• Written problem: Copy each line that holds "this".

• Provided entries:
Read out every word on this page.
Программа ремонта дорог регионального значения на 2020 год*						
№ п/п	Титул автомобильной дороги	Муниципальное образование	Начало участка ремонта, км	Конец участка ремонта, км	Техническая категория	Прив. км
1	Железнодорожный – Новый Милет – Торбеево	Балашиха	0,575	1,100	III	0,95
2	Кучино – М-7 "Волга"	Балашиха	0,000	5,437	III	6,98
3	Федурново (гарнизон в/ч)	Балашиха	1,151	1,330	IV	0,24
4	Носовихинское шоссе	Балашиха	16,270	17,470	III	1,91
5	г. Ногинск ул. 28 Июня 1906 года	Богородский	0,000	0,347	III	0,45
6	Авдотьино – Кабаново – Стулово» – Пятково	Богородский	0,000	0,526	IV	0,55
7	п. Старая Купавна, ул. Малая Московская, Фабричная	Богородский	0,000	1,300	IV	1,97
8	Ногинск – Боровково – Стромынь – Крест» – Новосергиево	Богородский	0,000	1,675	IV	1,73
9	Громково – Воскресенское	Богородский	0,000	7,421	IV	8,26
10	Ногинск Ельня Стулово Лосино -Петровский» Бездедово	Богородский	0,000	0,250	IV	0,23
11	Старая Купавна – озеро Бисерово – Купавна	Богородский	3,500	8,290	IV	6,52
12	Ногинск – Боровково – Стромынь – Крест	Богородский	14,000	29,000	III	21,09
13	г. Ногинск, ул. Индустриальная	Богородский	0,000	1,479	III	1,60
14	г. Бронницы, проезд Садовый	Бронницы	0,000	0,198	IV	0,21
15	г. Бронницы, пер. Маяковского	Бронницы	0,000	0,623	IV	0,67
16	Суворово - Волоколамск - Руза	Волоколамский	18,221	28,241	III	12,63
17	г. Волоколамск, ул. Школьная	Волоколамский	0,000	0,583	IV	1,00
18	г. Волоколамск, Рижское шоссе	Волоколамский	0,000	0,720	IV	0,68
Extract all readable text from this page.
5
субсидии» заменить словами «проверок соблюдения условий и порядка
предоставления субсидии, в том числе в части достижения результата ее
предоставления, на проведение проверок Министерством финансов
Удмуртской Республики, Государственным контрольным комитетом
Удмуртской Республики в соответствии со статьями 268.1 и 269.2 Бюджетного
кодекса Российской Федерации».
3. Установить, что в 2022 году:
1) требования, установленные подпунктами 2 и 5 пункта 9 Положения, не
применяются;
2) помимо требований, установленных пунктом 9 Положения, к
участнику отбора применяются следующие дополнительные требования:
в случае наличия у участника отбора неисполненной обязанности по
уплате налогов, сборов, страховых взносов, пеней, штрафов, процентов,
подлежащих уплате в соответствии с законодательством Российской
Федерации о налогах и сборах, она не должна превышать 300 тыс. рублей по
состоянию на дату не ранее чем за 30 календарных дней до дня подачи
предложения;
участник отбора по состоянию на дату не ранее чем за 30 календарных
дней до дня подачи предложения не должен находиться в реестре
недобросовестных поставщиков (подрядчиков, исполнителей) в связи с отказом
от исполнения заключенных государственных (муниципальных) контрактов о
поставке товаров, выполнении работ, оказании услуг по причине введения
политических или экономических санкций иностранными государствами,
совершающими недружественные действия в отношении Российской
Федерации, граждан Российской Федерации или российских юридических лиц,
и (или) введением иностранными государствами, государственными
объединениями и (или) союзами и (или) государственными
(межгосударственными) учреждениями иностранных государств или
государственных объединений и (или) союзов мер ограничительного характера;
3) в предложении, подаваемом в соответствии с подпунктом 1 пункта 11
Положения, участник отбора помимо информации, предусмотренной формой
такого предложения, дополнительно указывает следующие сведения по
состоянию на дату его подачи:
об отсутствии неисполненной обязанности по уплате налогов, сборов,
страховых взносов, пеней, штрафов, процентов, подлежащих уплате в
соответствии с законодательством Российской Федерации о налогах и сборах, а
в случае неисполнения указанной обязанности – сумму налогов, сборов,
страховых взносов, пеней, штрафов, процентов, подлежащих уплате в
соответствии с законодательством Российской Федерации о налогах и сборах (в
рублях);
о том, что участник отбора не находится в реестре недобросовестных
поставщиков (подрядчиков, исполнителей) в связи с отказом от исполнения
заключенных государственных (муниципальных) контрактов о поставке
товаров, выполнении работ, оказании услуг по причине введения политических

• Task answer:
Read out every word on this page.
Extract all readable text from this page.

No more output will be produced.